### What the exercise asks
All lines featuring the string "spokes" are to be listed.

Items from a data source

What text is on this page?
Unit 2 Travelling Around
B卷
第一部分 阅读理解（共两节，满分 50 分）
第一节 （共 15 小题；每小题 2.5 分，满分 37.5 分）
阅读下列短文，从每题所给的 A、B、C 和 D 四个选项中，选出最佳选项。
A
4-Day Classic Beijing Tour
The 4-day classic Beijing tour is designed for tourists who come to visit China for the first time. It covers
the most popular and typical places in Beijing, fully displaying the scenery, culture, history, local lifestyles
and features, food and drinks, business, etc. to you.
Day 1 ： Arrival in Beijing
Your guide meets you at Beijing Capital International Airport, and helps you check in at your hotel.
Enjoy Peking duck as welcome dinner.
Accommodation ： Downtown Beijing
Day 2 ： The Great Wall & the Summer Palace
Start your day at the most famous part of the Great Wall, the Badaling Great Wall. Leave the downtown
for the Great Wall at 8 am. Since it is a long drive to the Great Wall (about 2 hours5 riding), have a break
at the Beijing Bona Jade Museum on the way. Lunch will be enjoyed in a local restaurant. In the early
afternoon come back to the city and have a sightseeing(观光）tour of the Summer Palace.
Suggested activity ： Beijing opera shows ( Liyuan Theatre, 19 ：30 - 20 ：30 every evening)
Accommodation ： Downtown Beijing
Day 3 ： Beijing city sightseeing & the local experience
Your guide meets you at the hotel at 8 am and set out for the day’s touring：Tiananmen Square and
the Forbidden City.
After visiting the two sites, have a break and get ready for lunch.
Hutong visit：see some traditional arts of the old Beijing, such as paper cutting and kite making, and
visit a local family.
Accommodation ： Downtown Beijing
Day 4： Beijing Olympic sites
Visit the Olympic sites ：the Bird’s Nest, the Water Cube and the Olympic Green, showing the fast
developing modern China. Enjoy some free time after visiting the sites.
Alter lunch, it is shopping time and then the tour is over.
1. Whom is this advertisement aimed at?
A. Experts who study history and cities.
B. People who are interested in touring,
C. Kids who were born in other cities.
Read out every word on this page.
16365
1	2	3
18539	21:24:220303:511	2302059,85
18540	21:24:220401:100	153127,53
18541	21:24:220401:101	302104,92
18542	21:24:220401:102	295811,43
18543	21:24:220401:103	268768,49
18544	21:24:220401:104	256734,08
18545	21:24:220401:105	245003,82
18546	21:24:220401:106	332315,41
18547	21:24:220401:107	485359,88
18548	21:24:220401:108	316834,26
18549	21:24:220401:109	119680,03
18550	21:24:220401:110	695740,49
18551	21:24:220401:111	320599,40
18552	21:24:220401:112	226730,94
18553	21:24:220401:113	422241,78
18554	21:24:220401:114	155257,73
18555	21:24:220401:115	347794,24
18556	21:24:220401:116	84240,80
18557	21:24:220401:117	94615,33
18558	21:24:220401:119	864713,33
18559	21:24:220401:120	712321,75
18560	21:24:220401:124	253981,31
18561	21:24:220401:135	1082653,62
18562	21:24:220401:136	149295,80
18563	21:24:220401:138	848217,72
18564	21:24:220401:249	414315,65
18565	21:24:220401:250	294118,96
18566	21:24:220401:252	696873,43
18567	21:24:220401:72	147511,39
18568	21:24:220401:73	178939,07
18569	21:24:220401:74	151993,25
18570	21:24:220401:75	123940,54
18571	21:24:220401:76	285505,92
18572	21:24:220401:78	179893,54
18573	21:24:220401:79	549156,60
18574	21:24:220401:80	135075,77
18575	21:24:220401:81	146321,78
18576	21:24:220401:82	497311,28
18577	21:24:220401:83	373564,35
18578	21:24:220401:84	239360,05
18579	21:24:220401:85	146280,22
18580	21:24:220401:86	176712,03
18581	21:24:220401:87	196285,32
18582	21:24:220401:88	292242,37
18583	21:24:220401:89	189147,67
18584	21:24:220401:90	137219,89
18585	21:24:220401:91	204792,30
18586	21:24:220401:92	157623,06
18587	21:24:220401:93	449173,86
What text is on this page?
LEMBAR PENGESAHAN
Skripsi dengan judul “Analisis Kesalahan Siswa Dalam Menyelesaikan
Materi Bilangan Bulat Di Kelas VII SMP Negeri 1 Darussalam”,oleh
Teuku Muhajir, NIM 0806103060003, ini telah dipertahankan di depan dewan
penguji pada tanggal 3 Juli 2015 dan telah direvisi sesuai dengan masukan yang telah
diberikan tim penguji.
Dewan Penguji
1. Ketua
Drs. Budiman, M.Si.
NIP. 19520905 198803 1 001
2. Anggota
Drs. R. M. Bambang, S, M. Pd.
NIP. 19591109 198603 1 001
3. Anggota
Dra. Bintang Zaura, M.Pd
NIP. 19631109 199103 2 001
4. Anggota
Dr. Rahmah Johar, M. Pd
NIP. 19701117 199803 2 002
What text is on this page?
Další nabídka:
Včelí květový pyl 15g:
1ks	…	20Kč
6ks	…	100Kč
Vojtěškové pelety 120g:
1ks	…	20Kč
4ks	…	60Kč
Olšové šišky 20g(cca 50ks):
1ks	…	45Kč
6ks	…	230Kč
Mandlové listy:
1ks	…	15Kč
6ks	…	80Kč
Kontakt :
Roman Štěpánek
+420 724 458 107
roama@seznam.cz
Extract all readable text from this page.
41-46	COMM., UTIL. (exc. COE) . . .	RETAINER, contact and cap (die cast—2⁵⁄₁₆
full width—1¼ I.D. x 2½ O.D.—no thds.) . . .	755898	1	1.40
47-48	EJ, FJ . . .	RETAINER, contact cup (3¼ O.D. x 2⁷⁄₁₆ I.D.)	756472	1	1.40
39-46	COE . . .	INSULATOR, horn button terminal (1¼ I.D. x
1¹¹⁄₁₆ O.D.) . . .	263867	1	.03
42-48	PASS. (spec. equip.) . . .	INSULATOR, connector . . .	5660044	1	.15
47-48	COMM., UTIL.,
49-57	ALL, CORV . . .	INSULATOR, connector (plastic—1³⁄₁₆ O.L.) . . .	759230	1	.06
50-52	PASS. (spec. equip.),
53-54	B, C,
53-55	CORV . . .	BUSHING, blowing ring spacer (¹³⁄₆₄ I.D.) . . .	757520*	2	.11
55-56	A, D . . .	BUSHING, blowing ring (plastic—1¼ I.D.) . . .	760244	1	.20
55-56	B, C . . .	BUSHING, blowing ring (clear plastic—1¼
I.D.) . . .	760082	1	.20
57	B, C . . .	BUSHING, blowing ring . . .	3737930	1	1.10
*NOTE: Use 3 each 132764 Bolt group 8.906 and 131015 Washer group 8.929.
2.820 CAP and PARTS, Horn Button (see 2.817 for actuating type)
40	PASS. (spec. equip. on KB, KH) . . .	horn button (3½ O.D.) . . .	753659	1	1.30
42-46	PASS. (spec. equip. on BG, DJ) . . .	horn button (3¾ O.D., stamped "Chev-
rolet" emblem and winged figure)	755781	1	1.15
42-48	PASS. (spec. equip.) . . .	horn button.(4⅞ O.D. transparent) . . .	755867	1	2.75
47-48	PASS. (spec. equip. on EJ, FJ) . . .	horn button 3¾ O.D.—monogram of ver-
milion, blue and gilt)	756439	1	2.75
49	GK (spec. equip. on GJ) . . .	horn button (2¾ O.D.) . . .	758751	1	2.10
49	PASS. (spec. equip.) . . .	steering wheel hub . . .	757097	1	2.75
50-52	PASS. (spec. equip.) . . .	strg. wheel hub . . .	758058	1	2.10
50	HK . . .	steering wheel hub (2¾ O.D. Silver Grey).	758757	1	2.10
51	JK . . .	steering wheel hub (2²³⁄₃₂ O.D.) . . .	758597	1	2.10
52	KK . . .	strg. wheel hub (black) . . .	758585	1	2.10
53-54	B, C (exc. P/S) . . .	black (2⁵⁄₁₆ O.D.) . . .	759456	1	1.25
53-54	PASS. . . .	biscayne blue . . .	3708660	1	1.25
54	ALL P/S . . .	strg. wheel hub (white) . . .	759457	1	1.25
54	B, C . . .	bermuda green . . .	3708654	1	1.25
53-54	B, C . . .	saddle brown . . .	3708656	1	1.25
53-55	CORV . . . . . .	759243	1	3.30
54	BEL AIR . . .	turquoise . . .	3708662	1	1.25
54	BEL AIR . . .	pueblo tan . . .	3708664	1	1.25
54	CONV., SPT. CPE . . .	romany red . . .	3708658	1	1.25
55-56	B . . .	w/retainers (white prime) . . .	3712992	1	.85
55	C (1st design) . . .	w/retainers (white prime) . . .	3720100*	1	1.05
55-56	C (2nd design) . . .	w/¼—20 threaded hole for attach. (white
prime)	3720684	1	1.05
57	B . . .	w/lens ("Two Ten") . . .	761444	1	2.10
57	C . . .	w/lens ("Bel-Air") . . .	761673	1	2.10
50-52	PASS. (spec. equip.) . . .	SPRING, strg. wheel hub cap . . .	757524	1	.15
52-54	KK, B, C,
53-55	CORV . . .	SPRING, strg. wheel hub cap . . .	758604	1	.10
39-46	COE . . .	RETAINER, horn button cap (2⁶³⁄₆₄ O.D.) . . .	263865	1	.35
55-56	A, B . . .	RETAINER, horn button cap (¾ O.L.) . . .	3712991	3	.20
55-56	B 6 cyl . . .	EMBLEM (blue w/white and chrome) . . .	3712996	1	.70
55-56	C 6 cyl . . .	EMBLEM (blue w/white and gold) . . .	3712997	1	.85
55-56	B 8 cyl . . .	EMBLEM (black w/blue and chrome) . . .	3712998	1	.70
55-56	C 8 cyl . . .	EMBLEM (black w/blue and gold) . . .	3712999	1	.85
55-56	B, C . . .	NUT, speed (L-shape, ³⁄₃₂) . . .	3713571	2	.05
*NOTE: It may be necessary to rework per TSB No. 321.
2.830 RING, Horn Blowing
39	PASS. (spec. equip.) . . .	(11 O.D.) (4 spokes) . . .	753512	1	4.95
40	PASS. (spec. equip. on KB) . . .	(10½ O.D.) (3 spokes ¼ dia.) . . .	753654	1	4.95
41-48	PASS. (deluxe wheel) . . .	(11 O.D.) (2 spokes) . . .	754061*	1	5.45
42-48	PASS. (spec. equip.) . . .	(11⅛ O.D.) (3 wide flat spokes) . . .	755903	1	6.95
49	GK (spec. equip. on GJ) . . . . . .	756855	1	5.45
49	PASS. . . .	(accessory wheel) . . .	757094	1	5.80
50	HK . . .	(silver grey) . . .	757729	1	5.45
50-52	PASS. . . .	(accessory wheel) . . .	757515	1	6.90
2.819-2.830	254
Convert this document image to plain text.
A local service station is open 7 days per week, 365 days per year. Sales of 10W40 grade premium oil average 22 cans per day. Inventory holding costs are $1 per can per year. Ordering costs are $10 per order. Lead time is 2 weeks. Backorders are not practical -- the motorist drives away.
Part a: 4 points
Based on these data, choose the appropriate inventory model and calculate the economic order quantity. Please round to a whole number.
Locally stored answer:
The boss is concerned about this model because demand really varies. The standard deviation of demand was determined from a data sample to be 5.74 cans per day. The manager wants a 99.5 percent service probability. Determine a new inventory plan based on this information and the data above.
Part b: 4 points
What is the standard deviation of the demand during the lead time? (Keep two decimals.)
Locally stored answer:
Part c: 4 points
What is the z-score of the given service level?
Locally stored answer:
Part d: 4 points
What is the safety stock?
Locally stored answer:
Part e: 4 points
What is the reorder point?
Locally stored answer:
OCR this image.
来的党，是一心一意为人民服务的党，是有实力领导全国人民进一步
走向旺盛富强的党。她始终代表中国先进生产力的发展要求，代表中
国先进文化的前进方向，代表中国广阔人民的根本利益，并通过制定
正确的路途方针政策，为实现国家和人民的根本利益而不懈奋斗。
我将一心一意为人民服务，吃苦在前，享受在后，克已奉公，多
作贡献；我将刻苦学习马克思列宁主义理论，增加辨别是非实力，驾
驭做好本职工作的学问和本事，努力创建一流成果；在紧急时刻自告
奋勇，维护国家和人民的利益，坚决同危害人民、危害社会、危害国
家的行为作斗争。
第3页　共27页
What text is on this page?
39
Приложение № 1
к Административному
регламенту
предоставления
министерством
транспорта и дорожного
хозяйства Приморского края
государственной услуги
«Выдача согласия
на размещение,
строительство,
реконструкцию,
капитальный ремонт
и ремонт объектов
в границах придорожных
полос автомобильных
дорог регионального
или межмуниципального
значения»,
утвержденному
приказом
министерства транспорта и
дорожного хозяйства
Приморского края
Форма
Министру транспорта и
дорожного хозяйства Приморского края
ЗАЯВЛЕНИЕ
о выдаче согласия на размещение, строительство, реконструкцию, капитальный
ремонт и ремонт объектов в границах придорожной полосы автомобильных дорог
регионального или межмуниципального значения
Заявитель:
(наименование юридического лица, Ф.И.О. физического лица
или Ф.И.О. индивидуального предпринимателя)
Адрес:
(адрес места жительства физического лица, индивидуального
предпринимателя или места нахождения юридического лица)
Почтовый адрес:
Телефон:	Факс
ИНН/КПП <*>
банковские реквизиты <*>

### The answer
39	PASS. (spec. equip.) . . .	(11 O.D.) (4 spokes) . . .	753512	1	4.95
40	PASS. (spec. equip. on KB) . . .	(10½ O.D.) (3 spokes ¼ dia.) . . .	753654	1	4.95
41-48	PASS. (deluxe wheel) . . .	(11 O.D.) (2 spokes) . . .	754061*	1	5.45
42-48	PASS. (spec. equip.) . . .	(11⅛ O.D.) (3 wide flat spokes) . . .	755903	1	6.95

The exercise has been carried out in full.